* _Requirements_
Find the string "YouTube" in the records. Copy every line it appears in.

* _Available records_
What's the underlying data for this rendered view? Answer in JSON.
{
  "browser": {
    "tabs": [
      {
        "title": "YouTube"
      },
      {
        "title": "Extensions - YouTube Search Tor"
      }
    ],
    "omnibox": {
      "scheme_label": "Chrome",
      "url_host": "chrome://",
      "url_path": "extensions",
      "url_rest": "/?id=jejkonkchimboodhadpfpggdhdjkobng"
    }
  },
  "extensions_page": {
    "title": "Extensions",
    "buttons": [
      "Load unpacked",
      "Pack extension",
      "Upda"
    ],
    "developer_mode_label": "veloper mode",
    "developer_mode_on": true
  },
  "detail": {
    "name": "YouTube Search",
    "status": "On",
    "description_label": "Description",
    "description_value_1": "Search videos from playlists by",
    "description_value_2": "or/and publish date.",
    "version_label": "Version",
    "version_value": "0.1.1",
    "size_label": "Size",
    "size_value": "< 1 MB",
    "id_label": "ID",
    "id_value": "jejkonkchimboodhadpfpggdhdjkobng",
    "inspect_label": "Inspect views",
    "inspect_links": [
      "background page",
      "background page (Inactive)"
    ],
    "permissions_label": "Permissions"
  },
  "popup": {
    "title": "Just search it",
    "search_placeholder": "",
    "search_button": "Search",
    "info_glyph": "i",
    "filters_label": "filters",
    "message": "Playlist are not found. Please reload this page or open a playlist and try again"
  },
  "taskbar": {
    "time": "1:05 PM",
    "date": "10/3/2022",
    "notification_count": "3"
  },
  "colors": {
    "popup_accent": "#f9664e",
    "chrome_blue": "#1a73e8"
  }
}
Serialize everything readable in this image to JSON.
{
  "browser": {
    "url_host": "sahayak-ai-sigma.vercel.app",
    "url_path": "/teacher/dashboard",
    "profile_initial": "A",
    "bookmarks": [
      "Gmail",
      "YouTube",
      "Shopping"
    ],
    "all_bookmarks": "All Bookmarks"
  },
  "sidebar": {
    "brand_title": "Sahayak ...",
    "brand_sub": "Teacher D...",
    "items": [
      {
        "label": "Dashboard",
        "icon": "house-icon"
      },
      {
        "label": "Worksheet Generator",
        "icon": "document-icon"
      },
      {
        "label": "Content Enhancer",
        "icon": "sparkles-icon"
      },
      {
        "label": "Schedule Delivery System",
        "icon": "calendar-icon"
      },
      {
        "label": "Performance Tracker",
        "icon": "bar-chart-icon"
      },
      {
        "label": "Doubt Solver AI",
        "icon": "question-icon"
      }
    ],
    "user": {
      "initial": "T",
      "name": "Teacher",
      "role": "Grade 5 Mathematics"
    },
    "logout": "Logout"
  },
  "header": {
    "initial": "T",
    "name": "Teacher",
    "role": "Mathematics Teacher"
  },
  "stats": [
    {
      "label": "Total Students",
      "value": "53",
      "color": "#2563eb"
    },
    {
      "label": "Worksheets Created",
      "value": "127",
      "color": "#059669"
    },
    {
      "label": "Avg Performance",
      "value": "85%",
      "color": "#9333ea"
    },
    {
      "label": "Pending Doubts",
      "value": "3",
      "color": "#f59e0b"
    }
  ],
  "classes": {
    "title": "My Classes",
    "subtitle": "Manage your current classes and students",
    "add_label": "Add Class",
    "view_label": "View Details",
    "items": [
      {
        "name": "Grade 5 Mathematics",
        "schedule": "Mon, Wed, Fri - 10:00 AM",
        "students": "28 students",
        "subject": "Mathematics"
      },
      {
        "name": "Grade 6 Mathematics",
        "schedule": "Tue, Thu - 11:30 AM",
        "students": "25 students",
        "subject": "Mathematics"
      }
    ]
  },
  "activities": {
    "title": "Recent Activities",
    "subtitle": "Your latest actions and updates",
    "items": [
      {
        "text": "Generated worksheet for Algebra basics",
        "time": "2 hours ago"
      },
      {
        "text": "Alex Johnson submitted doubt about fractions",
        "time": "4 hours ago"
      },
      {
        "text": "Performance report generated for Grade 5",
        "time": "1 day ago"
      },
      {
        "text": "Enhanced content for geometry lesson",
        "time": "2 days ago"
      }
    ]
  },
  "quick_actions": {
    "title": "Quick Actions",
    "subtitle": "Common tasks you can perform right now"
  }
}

* * *

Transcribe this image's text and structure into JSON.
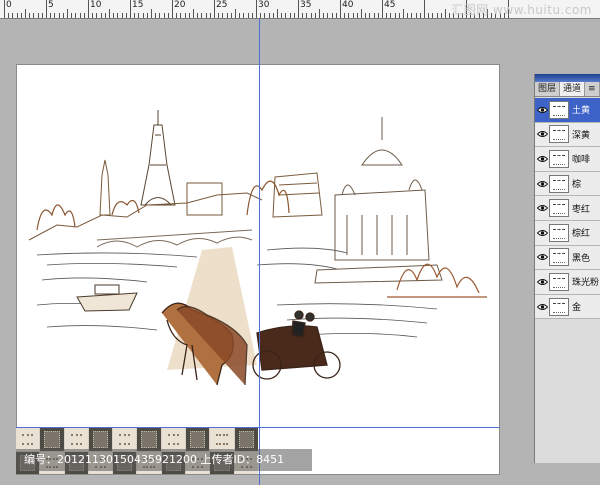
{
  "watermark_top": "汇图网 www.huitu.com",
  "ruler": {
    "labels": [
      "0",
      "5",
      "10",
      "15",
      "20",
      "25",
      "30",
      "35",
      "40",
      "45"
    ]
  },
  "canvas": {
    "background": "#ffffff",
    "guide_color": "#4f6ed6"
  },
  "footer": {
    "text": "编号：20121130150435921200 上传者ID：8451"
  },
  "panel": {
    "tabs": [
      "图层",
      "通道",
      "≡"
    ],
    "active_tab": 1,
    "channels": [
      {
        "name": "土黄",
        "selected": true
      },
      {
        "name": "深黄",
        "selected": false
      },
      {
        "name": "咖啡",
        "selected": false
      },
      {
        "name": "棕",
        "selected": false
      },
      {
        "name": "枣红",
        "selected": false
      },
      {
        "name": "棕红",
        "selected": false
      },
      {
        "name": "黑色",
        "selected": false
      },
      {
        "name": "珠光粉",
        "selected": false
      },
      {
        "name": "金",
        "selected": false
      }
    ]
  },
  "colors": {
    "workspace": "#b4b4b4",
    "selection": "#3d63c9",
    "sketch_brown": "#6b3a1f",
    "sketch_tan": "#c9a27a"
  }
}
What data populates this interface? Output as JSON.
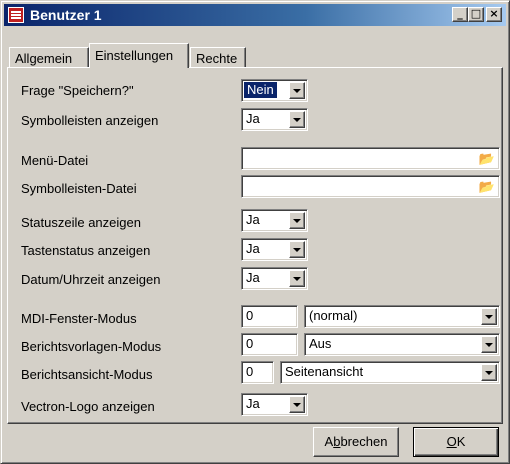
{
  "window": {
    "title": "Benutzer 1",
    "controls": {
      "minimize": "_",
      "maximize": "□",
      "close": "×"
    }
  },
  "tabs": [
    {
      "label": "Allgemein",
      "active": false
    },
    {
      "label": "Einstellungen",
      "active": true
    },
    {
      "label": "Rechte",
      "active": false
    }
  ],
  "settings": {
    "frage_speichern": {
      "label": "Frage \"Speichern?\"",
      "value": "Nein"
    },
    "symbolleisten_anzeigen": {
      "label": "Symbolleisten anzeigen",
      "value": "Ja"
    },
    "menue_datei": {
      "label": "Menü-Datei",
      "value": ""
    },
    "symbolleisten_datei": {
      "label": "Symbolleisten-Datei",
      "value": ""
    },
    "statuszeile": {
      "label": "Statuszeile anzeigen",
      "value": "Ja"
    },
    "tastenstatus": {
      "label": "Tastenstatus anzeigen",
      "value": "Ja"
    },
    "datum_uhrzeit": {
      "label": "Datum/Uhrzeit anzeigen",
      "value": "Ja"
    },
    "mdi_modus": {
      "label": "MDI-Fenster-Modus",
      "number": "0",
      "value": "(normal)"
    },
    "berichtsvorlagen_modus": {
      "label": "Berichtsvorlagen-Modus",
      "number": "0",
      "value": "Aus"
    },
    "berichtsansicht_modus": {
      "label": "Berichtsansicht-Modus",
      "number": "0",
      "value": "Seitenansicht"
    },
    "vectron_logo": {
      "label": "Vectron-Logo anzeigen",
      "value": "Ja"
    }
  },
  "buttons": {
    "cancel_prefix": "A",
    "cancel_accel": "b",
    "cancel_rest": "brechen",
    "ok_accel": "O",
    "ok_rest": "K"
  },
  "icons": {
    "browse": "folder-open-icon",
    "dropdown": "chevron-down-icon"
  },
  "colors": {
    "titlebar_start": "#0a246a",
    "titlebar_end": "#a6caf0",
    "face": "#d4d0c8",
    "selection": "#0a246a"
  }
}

...

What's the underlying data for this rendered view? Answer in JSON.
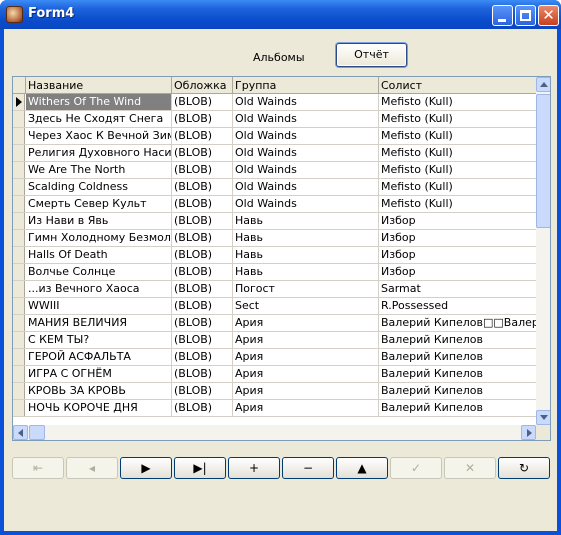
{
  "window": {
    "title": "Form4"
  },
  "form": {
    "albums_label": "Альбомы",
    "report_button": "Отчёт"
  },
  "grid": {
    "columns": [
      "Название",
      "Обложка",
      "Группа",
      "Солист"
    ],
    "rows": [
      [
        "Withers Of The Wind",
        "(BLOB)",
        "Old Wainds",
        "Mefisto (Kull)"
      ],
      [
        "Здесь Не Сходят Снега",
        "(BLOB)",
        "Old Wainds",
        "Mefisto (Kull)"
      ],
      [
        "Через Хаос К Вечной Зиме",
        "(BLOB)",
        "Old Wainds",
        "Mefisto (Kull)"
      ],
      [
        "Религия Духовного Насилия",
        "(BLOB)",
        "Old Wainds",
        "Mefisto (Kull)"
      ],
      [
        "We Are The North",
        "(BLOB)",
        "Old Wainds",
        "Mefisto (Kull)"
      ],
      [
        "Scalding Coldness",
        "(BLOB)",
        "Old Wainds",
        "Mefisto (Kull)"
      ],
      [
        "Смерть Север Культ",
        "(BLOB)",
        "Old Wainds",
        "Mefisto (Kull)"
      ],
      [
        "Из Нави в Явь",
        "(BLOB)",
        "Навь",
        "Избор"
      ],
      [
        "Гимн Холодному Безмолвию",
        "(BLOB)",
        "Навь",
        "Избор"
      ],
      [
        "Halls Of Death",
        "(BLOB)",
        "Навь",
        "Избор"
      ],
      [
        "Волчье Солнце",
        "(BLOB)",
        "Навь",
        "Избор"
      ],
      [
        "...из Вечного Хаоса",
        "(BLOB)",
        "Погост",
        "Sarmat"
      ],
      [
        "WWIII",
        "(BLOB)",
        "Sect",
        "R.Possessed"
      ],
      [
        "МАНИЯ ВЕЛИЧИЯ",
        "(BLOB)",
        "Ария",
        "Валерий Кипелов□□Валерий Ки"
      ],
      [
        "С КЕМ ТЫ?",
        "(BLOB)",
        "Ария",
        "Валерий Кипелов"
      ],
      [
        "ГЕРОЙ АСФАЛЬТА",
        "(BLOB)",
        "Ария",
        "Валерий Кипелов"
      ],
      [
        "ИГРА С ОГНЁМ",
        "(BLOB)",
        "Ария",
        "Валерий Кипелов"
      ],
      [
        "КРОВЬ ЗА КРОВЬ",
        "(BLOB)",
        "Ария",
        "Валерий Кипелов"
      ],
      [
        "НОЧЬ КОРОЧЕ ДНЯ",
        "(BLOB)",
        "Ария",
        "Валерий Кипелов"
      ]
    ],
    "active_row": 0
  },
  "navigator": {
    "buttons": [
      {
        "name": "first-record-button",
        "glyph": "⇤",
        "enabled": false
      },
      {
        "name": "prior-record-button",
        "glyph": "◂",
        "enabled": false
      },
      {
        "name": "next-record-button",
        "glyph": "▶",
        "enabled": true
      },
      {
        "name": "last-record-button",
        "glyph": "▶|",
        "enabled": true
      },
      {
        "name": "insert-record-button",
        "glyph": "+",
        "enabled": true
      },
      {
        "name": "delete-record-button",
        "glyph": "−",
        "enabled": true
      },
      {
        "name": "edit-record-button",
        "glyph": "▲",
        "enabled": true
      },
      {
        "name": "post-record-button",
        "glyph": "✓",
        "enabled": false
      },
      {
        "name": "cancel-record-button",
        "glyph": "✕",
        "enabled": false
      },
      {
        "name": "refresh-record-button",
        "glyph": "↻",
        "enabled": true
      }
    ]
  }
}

* _Worked answer_
        "title": "YouTube"
        "title": "Extensions - YouTube Search Tor"
    "name": "YouTube Search",
      "YouTube",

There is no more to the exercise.